[Stored data]
------------

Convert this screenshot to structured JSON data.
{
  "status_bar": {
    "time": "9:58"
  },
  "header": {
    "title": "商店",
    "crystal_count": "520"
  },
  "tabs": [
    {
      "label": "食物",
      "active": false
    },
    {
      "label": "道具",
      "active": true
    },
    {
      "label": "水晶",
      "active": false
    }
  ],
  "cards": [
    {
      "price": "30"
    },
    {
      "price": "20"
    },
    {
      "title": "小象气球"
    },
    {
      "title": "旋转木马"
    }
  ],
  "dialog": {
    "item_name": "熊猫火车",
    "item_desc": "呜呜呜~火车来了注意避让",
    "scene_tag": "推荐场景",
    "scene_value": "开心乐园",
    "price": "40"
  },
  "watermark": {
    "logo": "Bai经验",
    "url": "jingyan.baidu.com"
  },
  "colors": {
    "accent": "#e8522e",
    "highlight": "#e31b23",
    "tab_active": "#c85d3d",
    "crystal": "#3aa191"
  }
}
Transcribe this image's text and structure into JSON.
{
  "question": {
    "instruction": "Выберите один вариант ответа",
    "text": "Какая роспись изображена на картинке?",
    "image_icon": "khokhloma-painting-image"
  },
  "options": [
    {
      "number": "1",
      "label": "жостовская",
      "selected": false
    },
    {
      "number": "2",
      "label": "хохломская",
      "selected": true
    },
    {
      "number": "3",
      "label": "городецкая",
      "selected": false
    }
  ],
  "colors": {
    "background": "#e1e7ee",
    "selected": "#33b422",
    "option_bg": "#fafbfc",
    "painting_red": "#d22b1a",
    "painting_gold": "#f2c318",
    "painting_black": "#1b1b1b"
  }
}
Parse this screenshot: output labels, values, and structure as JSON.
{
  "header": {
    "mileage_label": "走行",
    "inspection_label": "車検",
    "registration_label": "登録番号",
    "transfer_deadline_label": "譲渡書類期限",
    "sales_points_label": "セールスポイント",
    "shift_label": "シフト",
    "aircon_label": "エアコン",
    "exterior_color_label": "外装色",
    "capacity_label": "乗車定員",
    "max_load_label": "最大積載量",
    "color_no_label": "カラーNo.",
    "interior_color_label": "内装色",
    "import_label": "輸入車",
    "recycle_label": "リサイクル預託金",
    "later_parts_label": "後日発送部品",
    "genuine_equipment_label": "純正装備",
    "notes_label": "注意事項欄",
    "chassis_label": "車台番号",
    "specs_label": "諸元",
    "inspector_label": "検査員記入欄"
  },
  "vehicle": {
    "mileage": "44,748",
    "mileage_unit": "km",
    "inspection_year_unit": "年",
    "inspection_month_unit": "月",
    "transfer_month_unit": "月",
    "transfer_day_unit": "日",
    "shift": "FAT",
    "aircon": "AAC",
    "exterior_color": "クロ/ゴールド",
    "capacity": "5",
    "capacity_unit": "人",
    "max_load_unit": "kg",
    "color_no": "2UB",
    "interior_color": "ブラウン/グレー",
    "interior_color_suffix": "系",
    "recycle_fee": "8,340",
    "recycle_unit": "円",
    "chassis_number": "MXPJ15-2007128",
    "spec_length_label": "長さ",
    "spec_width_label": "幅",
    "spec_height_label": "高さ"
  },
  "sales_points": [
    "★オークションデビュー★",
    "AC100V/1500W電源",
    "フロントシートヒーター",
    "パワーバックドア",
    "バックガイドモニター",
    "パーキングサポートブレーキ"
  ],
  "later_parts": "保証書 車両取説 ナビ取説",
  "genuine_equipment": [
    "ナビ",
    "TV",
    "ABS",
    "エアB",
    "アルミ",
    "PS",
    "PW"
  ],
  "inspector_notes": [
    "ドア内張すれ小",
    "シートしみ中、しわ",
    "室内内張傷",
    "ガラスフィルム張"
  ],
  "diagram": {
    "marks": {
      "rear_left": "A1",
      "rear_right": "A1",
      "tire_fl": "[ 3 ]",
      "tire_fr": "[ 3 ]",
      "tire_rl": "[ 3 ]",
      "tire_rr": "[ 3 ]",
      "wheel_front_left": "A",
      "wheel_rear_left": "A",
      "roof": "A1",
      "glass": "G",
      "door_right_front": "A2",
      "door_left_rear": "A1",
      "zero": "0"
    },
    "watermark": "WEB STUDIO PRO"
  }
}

------------

SHORT TASK » Using the entries above, find all lines with "this". Copy them.

REPLY »
Convert this screenshot to structured JSON data.
Transcribe this image's text and structure into JSON.
Parse this screenshot: output labels, values, and structure as JSON.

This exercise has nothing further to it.